Short exercise. Reproduce the uncertainty lesson below word for word, including every line of code and output.

Uncertainty
In-class example
Here’s the code we’ll be using in class. Download it and store it with the rest of your materials for this course. If simply clicking doesn’t trigger download, you should right-click and select “save link as…”.
Other examples
library(tidyverse)
library(broom)
library(socviz)
library(moderndive)
set.seed(1990)
Why are we uncertain?
Remember that with data we are always trying to estimate something: the effect of X on Y, the average value of Y among some population, etc, – but we can be more or less certain about our estimate.
A key reason we are uncertain is that our data is usually a sample of something bigger that we want to learn about (that bigger thing = the population). The problem is that each sample is going to give us a (slightly) different answer.
For example, below, imagine that in the US there were only \(\approx\) 2,800 people, and they were all included in the gss_sm
dataset from socviz
.
What proportion of men and women voted for Obama in 2012? In this made up example, we can know the exact answer:
true_prop = gss_sm %>%
group_by(sex) %>%
summarise(obama = mean(obama, na.rm = TRUE))
true_prop
## # A tibble: 2 × 2
## sex obama
## <fct> <dbl>
## 1 Male 0.576
## 2 Female 0.663
Now, imagine that we instead only had a sample of gss_sm.
Say, we picked 10 random people from gss_sm
and calculated the proportion of support among men and women for Obama.
gss_sm %>%
# randomly draw 10 observations
sample_n(10) %>%
group_by(sex) %>%
summarise(obama = mean(obama, na.rm = TRUE))

(Spatial annotation records)

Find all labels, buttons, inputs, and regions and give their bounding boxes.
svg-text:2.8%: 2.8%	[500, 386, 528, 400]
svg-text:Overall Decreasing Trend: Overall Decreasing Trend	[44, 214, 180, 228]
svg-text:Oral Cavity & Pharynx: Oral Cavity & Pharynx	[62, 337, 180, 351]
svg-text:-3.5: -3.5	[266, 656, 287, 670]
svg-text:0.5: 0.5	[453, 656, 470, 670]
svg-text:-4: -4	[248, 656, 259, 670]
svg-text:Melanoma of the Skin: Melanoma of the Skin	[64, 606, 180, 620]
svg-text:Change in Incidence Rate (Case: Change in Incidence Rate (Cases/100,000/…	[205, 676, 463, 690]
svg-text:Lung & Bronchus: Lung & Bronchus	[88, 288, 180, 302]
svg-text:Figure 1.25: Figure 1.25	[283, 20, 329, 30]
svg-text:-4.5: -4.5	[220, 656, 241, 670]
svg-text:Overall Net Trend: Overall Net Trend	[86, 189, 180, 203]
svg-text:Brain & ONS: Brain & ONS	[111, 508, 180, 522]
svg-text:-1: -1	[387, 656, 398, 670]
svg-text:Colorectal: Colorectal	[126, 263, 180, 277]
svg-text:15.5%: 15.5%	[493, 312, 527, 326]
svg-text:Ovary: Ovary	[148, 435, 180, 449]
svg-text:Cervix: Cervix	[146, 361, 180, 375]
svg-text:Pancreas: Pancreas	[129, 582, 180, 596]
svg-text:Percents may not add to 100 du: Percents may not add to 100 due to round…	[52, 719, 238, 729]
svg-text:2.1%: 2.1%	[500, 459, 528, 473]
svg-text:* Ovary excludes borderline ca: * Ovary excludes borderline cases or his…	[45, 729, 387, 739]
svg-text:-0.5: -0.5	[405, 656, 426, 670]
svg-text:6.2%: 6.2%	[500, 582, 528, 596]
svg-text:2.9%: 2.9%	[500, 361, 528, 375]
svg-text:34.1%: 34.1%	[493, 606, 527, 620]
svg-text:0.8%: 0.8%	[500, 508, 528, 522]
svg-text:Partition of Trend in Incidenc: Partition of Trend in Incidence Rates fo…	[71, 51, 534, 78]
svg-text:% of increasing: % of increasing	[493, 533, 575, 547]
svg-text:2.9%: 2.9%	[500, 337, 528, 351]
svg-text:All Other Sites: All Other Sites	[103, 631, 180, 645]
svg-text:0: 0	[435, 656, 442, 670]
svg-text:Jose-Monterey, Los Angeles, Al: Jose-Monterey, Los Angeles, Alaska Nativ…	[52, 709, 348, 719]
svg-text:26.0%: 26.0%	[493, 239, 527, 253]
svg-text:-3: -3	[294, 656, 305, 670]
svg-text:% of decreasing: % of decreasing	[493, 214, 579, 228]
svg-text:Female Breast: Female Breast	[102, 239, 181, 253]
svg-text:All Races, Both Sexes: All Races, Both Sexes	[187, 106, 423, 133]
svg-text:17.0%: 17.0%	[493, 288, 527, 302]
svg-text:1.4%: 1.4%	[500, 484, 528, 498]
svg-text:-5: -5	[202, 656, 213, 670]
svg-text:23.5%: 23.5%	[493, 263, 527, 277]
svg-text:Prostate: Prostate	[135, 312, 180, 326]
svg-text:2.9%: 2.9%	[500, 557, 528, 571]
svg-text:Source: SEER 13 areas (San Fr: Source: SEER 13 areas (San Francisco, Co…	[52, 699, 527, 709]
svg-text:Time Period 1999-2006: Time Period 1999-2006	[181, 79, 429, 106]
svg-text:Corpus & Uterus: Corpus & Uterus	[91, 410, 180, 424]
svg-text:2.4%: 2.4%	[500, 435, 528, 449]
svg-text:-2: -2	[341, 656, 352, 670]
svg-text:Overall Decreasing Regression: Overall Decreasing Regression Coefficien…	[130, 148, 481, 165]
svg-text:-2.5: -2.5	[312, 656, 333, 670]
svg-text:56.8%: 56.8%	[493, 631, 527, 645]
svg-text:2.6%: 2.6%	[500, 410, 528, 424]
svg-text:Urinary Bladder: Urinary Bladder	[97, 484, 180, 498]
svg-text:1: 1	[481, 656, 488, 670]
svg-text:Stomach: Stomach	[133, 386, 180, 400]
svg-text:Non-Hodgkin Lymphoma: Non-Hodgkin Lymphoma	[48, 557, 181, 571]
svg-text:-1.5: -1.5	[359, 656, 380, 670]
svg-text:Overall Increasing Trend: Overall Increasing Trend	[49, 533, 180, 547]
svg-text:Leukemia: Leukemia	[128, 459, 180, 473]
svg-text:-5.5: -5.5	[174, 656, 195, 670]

Answer to this exercise.
Uncertainty
In-class example
Here’s the code we’ll be using in class. Download it and store it with the rest of your materials for this course. If simply clicking doesn’t trigger download, you should right-click and select “save link as…”.
Other examples
library(tidyverse)
library(broom)
library(socviz)
library(moderndive)
set.seed(1990)
Why are we uncertain?
Remember that with data we are always trying to estimate something: the effect of X on Y, the average value of Y among some population, etc, – but we can be more or less certain about our estimate.
A key reason we are uncertain is that our data is usually a sample of something bigger that we want to learn about (that bigger thing = the population). The problem is that each sample is going to give us a (slightly) different answer.
For example, below, imagine that in the US there were only \(\approx\) 2,800 people, and they were all included in the gss_sm
dataset from socviz
.
What proportion of men and women voted for Obama in 2012? In this made up example, we can know the exact answer:
true_prop = gss_sm %>%
group_by(sex) %>%
summarise(obama = mean(obama, na.rm = TRUE))
true_prop
## # A tibble: 2 × 2
## sex obama
## <fct> <dbl>
## 1 Male 0.576
## 2 Female 0.663
Now, imagine that we instead only had a sample of gss_sm.
Say, we picked 10 random people from gss_sm
and calculated the proportion of support among men and women for Obama.
gss_sm %>%
# randomly draw 10 observations
sample_n(10) %>%
group_by(sex) %>%
summarise(obama = mean(obama, na.rm = TRUE))